■ **Do this**
Repeat the material verbatim. Images are excluded from the copy.

■ **Data extract**
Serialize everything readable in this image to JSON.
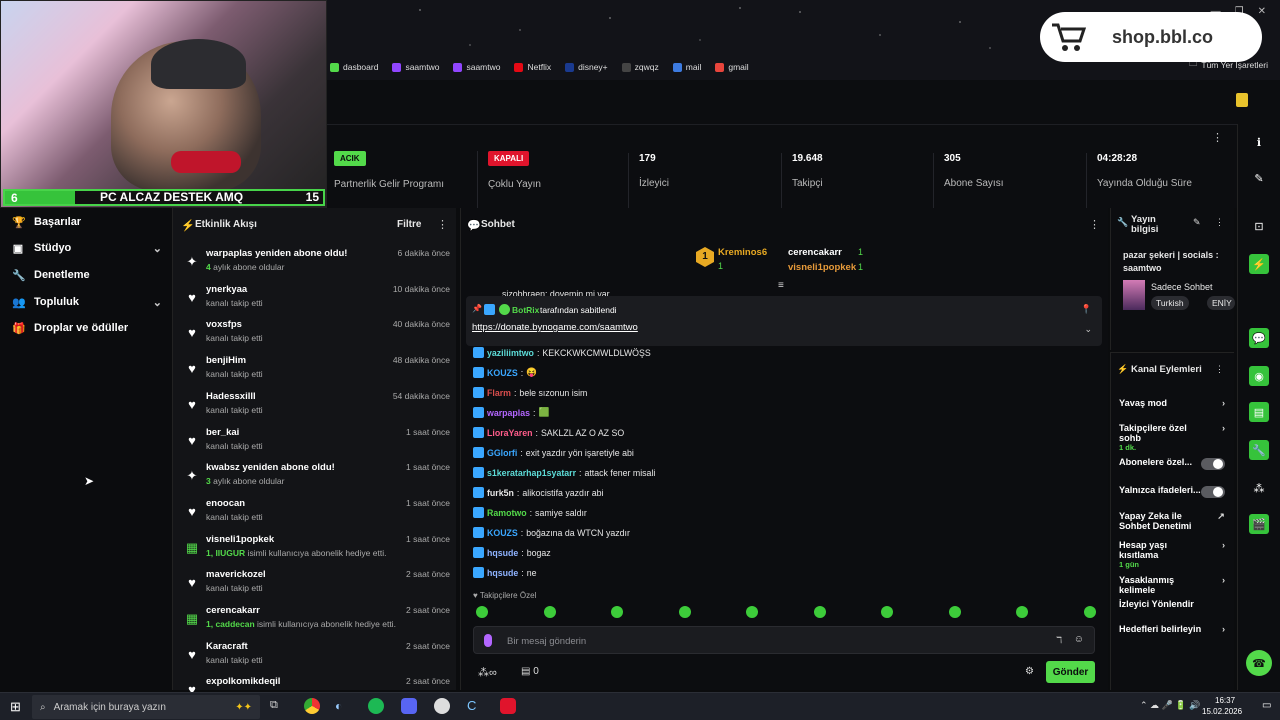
{
  "browser": {
    "bookmarks": [
      {
        "label": "dasboard",
        "color": "#53d94a"
      },
      {
        "label": "saamtwo",
        "color": "#9146ff"
      },
      {
        "label": "saamtwo",
        "color": "#9146ff"
      },
      {
        "label": "Netflix",
        "color": "#e50914"
      },
      {
        "label": "disney+",
        "color": "#1a3a8f"
      },
      {
        "label": "zqwqz",
        "color": "#444"
      },
      {
        "label": "mail",
        "color": "#3d7be0"
      },
      {
        "label": "gmail",
        "color": "#e8453c"
      }
    ],
    "all_bookmarks": "Tüm Yer İşaretleri",
    "shop_text": "shop.bbl.co"
  },
  "overlay": {
    "left": "6",
    "text": "PC ALCAZ DESTEK AMQ",
    "right": "15"
  },
  "stats": [
    {
      "badge": "ACIK",
      "badge_color": "#53d94a",
      "label": "Partnerlik Gelir Programı"
    },
    {
      "badge": "KAPALI",
      "badge_color": "#e0142c",
      "label": "Çoklu Yayın"
    },
    {
      "value": "179",
      "label": "İzleyici"
    },
    {
      "value": "19.648",
      "label": "Takipçi"
    },
    {
      "value": "305",
      "label": "Abone Sayısı"
    },
    {
      "value": "04:28:28",
      "label": "Yayında Olduğu Süre"
    }
  ],
  "nav": [
    {
      "label": "Başarılar",
      "icon": "trophy-icon"
    },
    {
      "label": "Stüdyo",
      "icon": "camera-icon",
      "chevron": true
    },
    {
      "label": "Denetleme",
      "icon": "wrench-icon"
    },
    {
      "label": "Topluluk",
      "icon": "users-icon",
      "chevron": true
    },
    {
      "label": "Droplar ve ödüller",
      "icon": "gift-icon"
    }
  ],
  "activity": {
    "title": "Etkinlik Akışı",
    "filter": "Filtre",
    "items": [
      {
        "name": "warpaplas yeniden abone oldu!",
        "sub_hl": "4",
        "sub": " aylık abone oldular",
        "time": "6 dakika önce",
        "icon": "star"
      },
      {
        "name": "ynerkyaa",
        "sub": "kanalı takip etti",
        "time": "10 dakika önce",
        "icon": "heart"
      },
      {
        "name": "voxsfps",
        "sub": "kanalı takip etti",
        "time": "40 dakika önce",
        "icon": "heart"
      },
      {
        "name": "benjiHim",
        "sub": "kanalı takip etti",
        "time": "48 dakika önce",
        "icon": "heart"
      },
      {
        "name": "Hadessxilll",
        "sub": "kanalı takip etti",
        "time": "54 dakika önce",
        "icon": "heart"
      },
      {
        "name": "ber_kai",
        "sub": "kanalı takip etti",
        "time": "1 saat önce",
        "icon": "heart"
      },
      {
        "name": "kwabsz yeniden abone oldu!",
        "sub_hl": "3",
        "sub": " aylık abone oldular",
        "time": "1 saat önce",
        "icon": "star"
      },
      {
        "name": "enoocan",
        "sub": "kanalı takip etti",
        "time": "1 saat önce",
        "icon": "heart"
      },
      {
        "name": "visneli1popkek",
        "sub_hl": "1, IIUGUR",
        "sub": " isimli kullanıcıya abonelik hediye etti.",
        "time": "1 saat önce",
        "icon": "gift"
      },
      {
        "name": "maverickozel",
        "sub": "kanalı takip etti",
        "time": "2 saat önce",
        "icon": "heart"
      },
      {
        "name": "cerencakarr",
        "sub_hl": "1, caddecan",
        "sub": " isimli kullanıcıya abonelik hediye etti.",
        "time": "2 saat önce",
        "icon": "gift"
      },
      {
        "name": "Karacraft",
        "sub": "kanalı takip etti",
        "time": "2 saat önce",
        "icon": "heart"
      },
      {
        "name": "expolkomikdeqil",
        "sub": "",
        "time": "2 saat önce",
        "icon": "heart"
      }
    ]
  },
  "chat": {
    "title": "Sohbet",
    "leaderboard": [
      {
        "rank": "1",
        "name": "Kreminos6",
        "count": "1",
        "sub": "1"
      },
      {
        "name": "cerencakarr",
        "count": "1"
      },
      {
        "name": "visneli1popkek",
        "count": "1"
      }
    ],
    "partial_top": "sizobhraen: dovemin mi var",
    "pinned": {
      "by": "BotRix",
      "suffix": "tarafından sabitlendi",
      "link": "https://donate.bynogame.com/saamtwo"
    },
    "messages": [
      {
        "user": "yaziliimtwo",
        "color": "#5ddcd8",
        "text": "KEKCKWKCMWLDLWÖŞS"
      },
      {
        "user": "KOUZS",
        "color": "#3aa7ff",
        "text": "😝"
      },
      {
        "user": "Flarm",
        "color": "#d94d4d",
        "text": "bele sızonun isim"
      },
      {
        "user": "warpaplas",
        "color": "#b366ff",
        "text": "🟩"
      },
      {
        "user": "LioraYaren",
        "color": "#ff5c8a",
        "text": "SAKLZL AZ O AZ SO"
      },
      {
        "user": "GGlorfi",
        "color": "#3aa7ff",
        "text": "exit yazdır yön işaretiyle abi"
      },
      {
        "user": "s1keratarhap1syatarr",
        "color": "#5ddcd8",
        "text": "attack fener misali"
      },
      {
        "user": "furk5n",
        "color": "#e6e6e6",
        "text": "alikocistifa yazdır abi"
      },
      {
        "user": "Ramotwo",
        "color": "#53d94a",
        "text": "samiye saldır"
      },
      {
        "user": "KOUZS",
        "color": "#3aa7ff",
        "text": "boğazına da WTCN yazdır"
      },
      {
        "user": "hqsude",
        "color": "#8fb3ff",
        "text": "bogaz"
      },
      {
        "user": "hqsude",
        "color": "#8fb3ff",
        "text": "ne"
      }
    ],
    "emote_label": "Takipçilere Özel",
    "input_placeholder": "Bir mesaj gönderin",
    "count": "0",
    "send": "Gönder"
  },
  "stream_info": {
    "title": "Yayın bilgisi",
    "desc": "pazar şekeri | socials : saamtwo",
    "category": "Sadece Sohbet",
    "tags": [
      "Turkish",
      "ENİY"
    ]
  },
  "channel_actions": {
    "title": "Kanal Eylemleri",
    "items": [
      {
        "label": "Yavaş mod",
        "type": "chev"
      },
      {
        "label": "Takipçilere özel sohb",
        "sub": "1 dk.",
        "type": "chev"
      },
      {
        "label": "Abonelere özel...",
        "type": "toggle"
      },
      {
        "label": "Yalnızca ifadeleri...",
        "type": "toggle"
      },
      {
        "label": "Yapay Zeka ile Sohbet Denetimi",
        "type": "ext"
      },
      {
        "label": "Hesap yaşı kısıtlama",
        "sub": "1 gün",
        "type": "chev"
      },
      {
        "label": "Yasaklanmış kelimele",
        "type": "chev"
      },
      {
        "label": "İzleyici Yönlendir",
        "type": "none"
      },
      {
        "label": "Hedefleri belirleyin",
        "type": "chev"
      }
    ]
  },
  "taskbar": {
    "search": "Aramak için buraya yazın",
    "time": "16:37",
    "date": "15.02.2026"
  }
}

■ **The completed task**
Serialize everything readable in this image to JSON.
{
  "browser": {
    "bookmarks": [
      {
        "label": "dasboard",
        "color": "#53d94a"
      },
      {
        "label": "saamtwo",
        "color": "#9146ff"
      },
      {
        "label": "saamtwo",
        "color": "#9146ff"
      },
      {
        "label": "Netflix",
        "color": "#e50914"
      },
      {
        "label": "disney+",
        "color": "#1a3a8f"
      },
      {
        "label": "zqwqz",
        "color": "#444"
      },
      {
        "label": "mail",
        "color": "#3d7be0"
      },
      {
        "label": "gmail",
        "color": "#e8453c"
      }
    ],
    "all_bookmarks": "Tüm Yer İşaretleri",
    "shop_text": "shop.bbl.co"
  },
  "overlay": {
    "left": "6",
    "text": "PC ALCAZ DESTEK AMQ",
    "right": "15"
  },
  "stats": [
    {
      "badge": "ACIK",
      "badge_color": "#53d94a",
      "label": "Partnerlik Gelir Programı"
    },
    {
      "badge": "KAPALI",
      "badge_color": "#e0142c",
      "label": "Çoklu Yayın"
    },
    {
      "value": "179",
      "label": "İzleyici"
    },
    {
      "value": "19.648",
      "label": "Takipçi"
    },
    {
      "value": "305",
      "label": "Abone Sayısı"
    },
    {
      "value": "04:28:28",
      "label": "Yayında Olduğu Süre"
    }
  ],
  "nav": [
    {
      "label": "Başarılar",
      "icon": "trophy-icon"
    },
    {
      "label": "Stüdyo",
      "icon": "camera-icon",
      "chevron": true
    },
    {
      "label": "Denetleme",
      "icon": "wrench-icon"
    },
    {
      "label": "Topluluk",
      "icon": "users-icon",
      "chevron": true
    },
    {
      "label": "Droplar ve ödüller",
      "icon": "gift-icon"
    }
  ],
  "activity": {
    "title": "Etkinlik Akışı",
    "filter": "Filtre",
    "items": [
      {
        "name": "warpaplas yeniden abone oldu!",
        "sub_hl": "4",
        "sub": " aylık abone oldular",
        "time": "6 dakika önce",
        "icon": "star"
      },
      {
        "name": "ynerkyaa",
        "sub": "kanalı takip etti",
        "time": "10 dakika önce",
        "icon": "heart"
      },
      {
        "name": "voxsfps",
        "sub": "kanalı takip etti",
        "time": "40 dakika önce",
        "icon": "heart"
      },
      {
        "name": "benjiHim",
        "sub": "kanalı takip etti",
        "time": "48 dakika önce",
        "icon": "heart"
      },
      {
        "name": "Hadessxilll",
        "sub": "kanalı takip etti",
        "time": "54 dakika önce",
        "icon": "heart"
      },
      {
        "name": "ber_kai",
        "sub": "kanalı takip etti",
        "time": "1 saat önce",
        "icon": "heart"
      },
      {
        "name": "kwabsz yeniden abone oldu!",
        "sub_hl": "3",
        "sub": " aylık abone oldular",
        "time": "1 saat önce",
        "icon": "star"
      },
      {
        "name": "enoocan",
        "sub": "kanalı takip etti",
        "time": "1 saat önce",
        "icon": "heart"
      },
      {
        "name": "visneli1popkek",
        "sub_hl": "1, IIUGUR",
        "sub": " isimli kullanıcıya abonelik hediye etti.",
        "time": "1 saat önce",
        "icon": "gift"
      },
      {
        "name": "maverickozel",
        "sub": "kanalı takip etti",
        "time": "2 saat önce",
        "icon": "heart"
      },
      {
        "name": "cerencakarr",
        "sub_hl": "1, caddecan",
        "sub": " isimli kullanıcıya abonelik hediye etti.",
        "time": "2 saat önce",
        "icon": "gift"
      },
      {
        "name": "Karacraft",
        "sub": "kanalı takip etti",
        "time": "2 saat önce",
        "icon": "heart"
      },
      {
        "name": "expolkomikdeqil",
        "sub": "",
        "time": "2 saat önce",
        "icon": "heart"
      }
    ]
  },
  "chat": {
    "title": "Sohbet",
    "leaderboard": [
      {
        "rank": "1",
        "name": "Kreminos6",
        "count": "1",
        "sub": "1"
      },
      {
        "name": "cerencakarr",
        "count": "1"
      },
      {
        "name": "visneli1popkek",
        "count": "1"
      }
    ],
    "partial_top": "sizobhraen: dovemin mi var",
    "pinned": {
      "by": "BotRix",
      "suffix": "tarafından sabitlendi",
      "link": "https://donate.bynogame.com/saamtwo"
    },
    "messages": [
      {
        "user": "yaziliimtwo",
        "color": "#5ddcd8",
        "text": "KEKCKWKCMWLDLWÖŞS"
      },
      {
        "user": "KOUZS",
        "color": "#3aa7ff",
        "text": "😝"
      },
      {
        "user": "Flarm",
        "color": "#d94d4d",
        "text": "bele sızonun isim"
      },
      {
        "user": "warpaplas",
        "color": "#b366ff",
        "text": "🟩"
      },
      {
        "user": "LioraYaren",
        "color": "#ff5c8a",
        "text": "SAKLZL AZ O AZ SO"
      },
      {
        "user": "GGlorfi",
        "color": "#3aa7ff",
        "text": "exit yazdır yön işaretiyle abi"
      },
      {
        "user": "s1keratarhap1syatarr",
        "color": "#5ddcd8",
        "text": "attack fener misali"
      },
      {
        "user": "furk5n",
        "color": "#e6e6e6",
        "text": "alikocistifa yazdır abi"
      },
      {
        "user": "Ramotwo",
        "color": "#53d94a",
        "text": "samiye saldır"
      },
      {
        "user": "KOUZS",
        "color": "#3aa7ff",
        "text": "boğazına da WTCN yazdır"
      },
      {
        "user": "hqsude",
        "color": "#8fb3ff",
        "text": "bogaz"
      },
      {
        "user": "hqsude",
        "color": "#8fb3ff",
        "text": "ne"
      }
    ],
    "emote_label": "Takipçilere Özel",
    "input_placeholder": "Bir mesaj gönderin",
    "count": "0",
    "send": "Gönder"
  },
  "stream_info": {
    "title": "Yayın bilgisi",
    "desc": "pazar şekeri | socials : saamtwo",
    "category": "Sadece Sohbet",
    "tags": [
      "Turkish",
      "ENİY"
    ]
  },
  "channel_actions": {
    "title": "Kanal Eylemleri",
    "items": [
      {
        "label": "Yavaş mod",
        "type": "chev"
      },
      {
        "label": "Takipçilere özel sohb",
        "sub": "1 dk.",
        "type": "chev"
      },
      {
        "label": "Abonelere özel...",
        "type": "toggle"
      },
      {
        "label": "Yalnızca ifadeleri...",
        "type": "toggle"
      },
      {
        "label": "Yapay Zeka ile Sohbet Denetimi",
        "type": "ext"
      },
      {
        "label": "Hesap yaşı kısıtlama",
        "sub": "1 gün",
        "type": "chev"
      },
      {
        "label": "Yasaklanmış kelimele",
        "type": "chev"
      },
      {
        "label": "İzleyici Yönlendir",
        "type": "none"
      },
      {
        "label": "Hedefleri belirleyin",
        "type": "chev"
      }
    ]
  },
  "taskbar": {
    "search": "Aramak için buraya yazın",
    "time": "16:37",
    "date": "15.02.2026"
  }
}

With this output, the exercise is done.